> Work required
How many lines in these records hold the string "Reported"? State only that number.

> Records shown
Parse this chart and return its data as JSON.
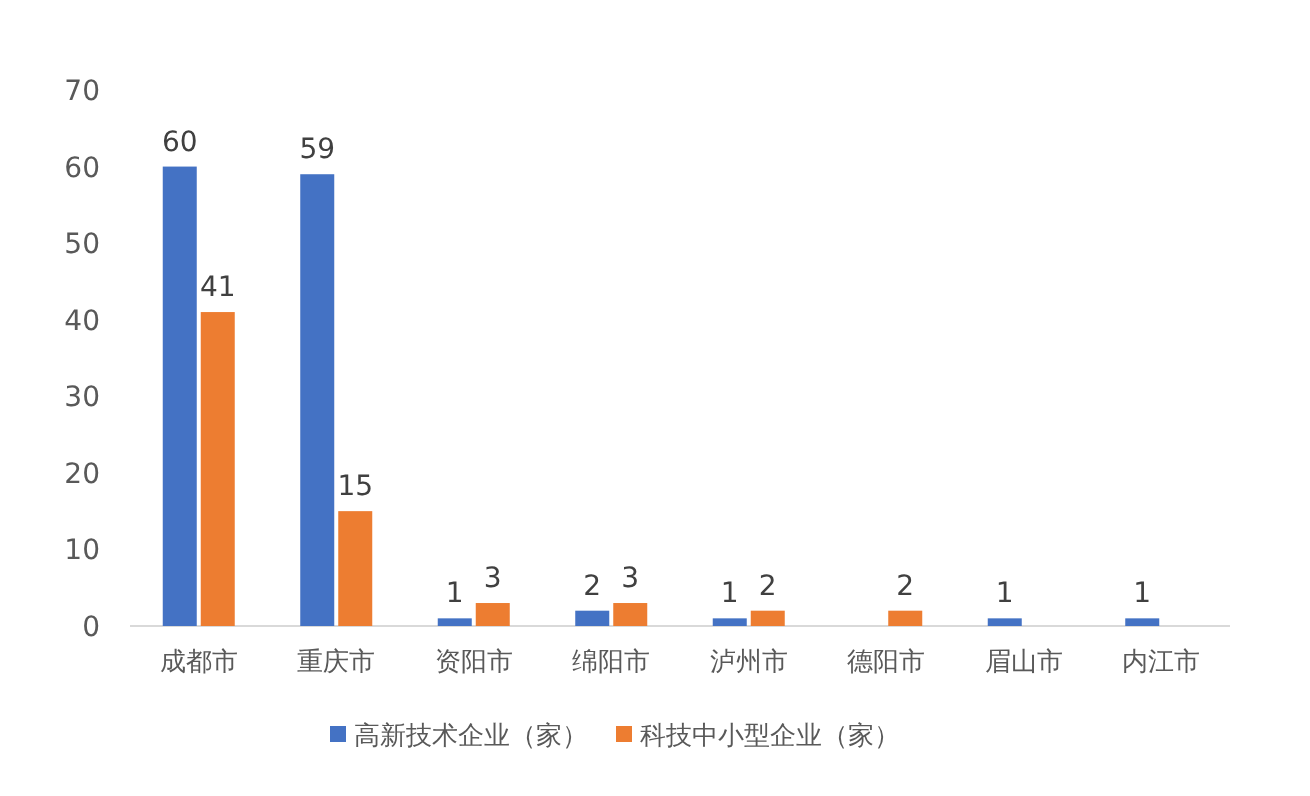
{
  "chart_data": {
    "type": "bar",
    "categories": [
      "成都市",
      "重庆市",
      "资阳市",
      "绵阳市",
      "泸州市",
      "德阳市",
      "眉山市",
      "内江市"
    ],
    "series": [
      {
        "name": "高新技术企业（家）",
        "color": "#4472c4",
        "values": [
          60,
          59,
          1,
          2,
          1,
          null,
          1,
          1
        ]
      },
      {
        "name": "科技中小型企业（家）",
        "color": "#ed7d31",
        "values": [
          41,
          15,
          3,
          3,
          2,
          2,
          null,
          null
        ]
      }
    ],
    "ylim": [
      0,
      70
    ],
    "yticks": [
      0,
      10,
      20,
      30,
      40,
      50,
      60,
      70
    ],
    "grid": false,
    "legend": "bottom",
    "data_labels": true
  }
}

---

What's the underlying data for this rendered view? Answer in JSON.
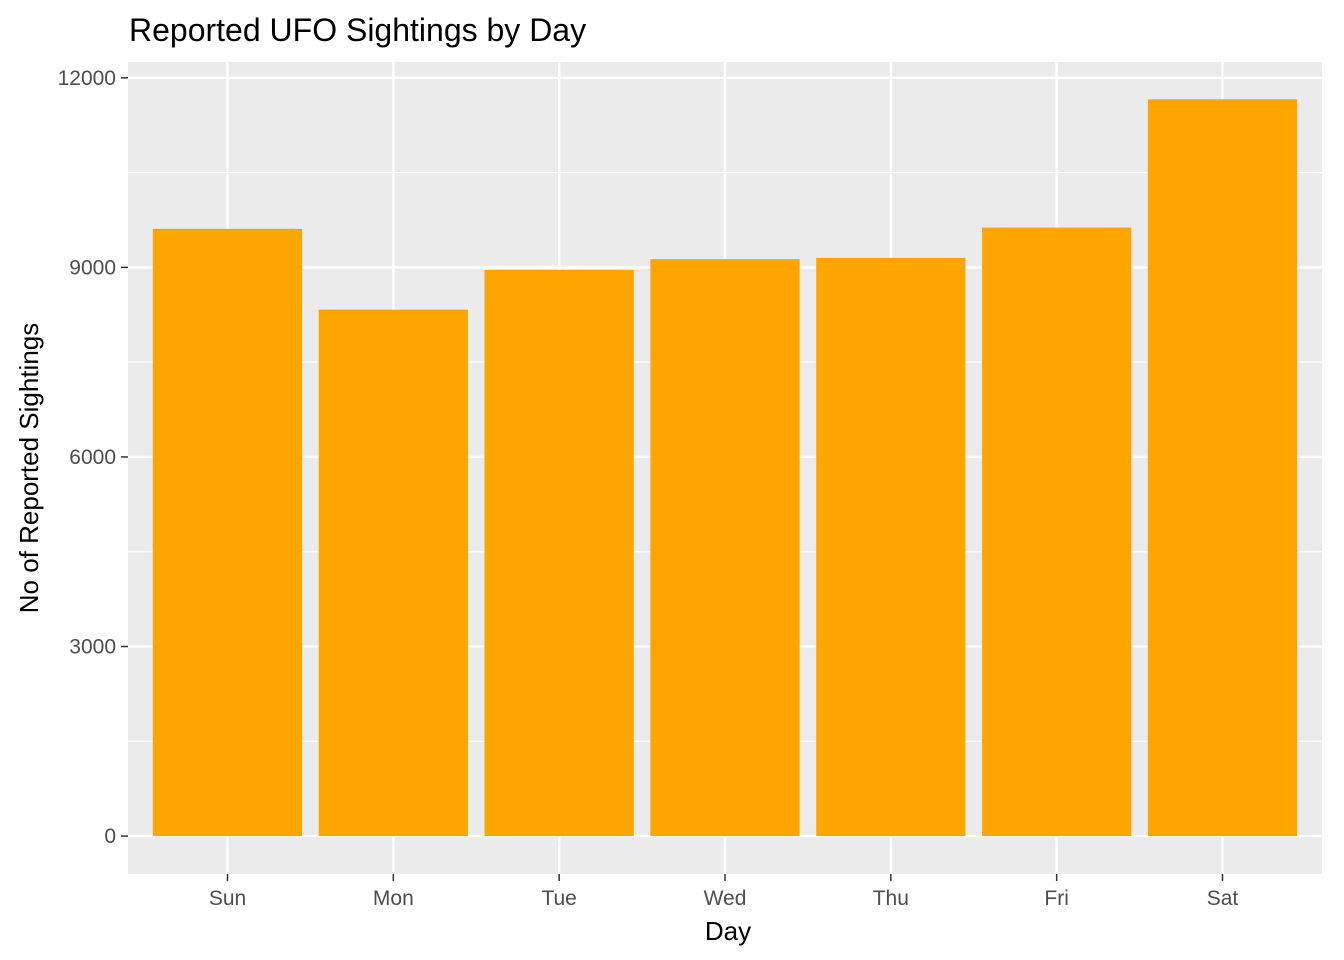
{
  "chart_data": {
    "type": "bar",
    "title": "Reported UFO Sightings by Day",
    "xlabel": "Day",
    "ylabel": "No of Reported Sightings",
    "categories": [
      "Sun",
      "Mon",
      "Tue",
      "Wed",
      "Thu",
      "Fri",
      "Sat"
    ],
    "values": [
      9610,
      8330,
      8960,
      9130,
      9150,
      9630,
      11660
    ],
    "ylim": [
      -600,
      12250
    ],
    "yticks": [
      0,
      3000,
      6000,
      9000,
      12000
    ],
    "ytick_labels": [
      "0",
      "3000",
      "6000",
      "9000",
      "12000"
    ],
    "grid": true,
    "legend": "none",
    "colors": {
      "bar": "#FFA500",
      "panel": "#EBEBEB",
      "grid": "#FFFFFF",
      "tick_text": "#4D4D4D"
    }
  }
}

> Completed exercise
2